= WHAT TO WORK ON =
Repeat every line exactly, keeping the pictures out of the copy.

= RECORDS PROVIDED =
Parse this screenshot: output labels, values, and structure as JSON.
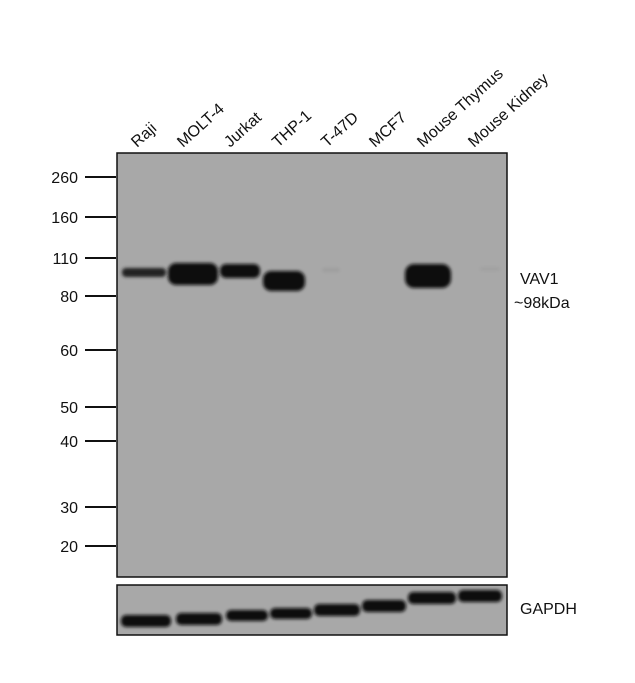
{
  "lanes": [
    "Raji",
    "MOLT-4",
    "Jurkat",
    "THP-1",
    "T-47D",
    "MCF7",
    "Mouse Thymus",
    "Mouse Kidney"
  ],
  "markers": [
    260,
    160,
    110,
    80,
    60,
    50,
    40,
    30,
    20
  ],
  "target": {
    "name": "VAV1",
    "size": "~98kDa"
  },
  "loading_control": "GAPDH"
}
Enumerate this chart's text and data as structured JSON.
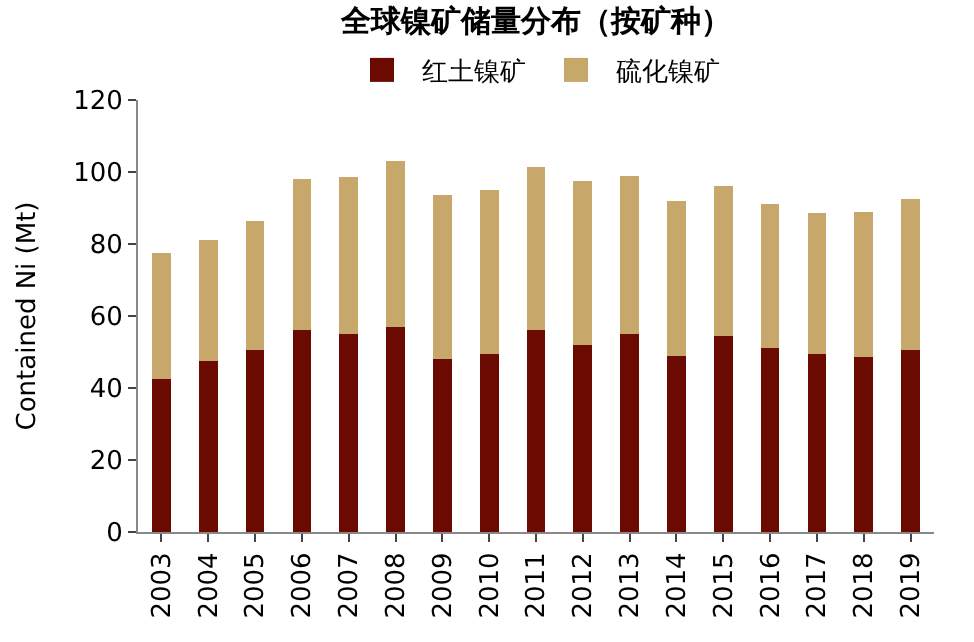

= RESPONSE TO THIS EXERCISE =
Parse this screenshot: output labels, values, and structure as JSON.
{
  "lanes": [
    "Raji",
    "MOLT-4",
    "Jurkat",
    "THP-1",
    "T-47D",
    "MCF7",
    "Mouse Thymus",
    "Mouse Kidney"
  ],
  "markers": [
    260,
    160,
    110,
    80,
    60,
    50,
    40,
    30,
    20
  ],
  "target": {
    "name": "VAV1",
    "size": "~98kDa"
  },
  "loading_control": "GAPDH"
}
Enumerate this chart's text and data as structured JSON.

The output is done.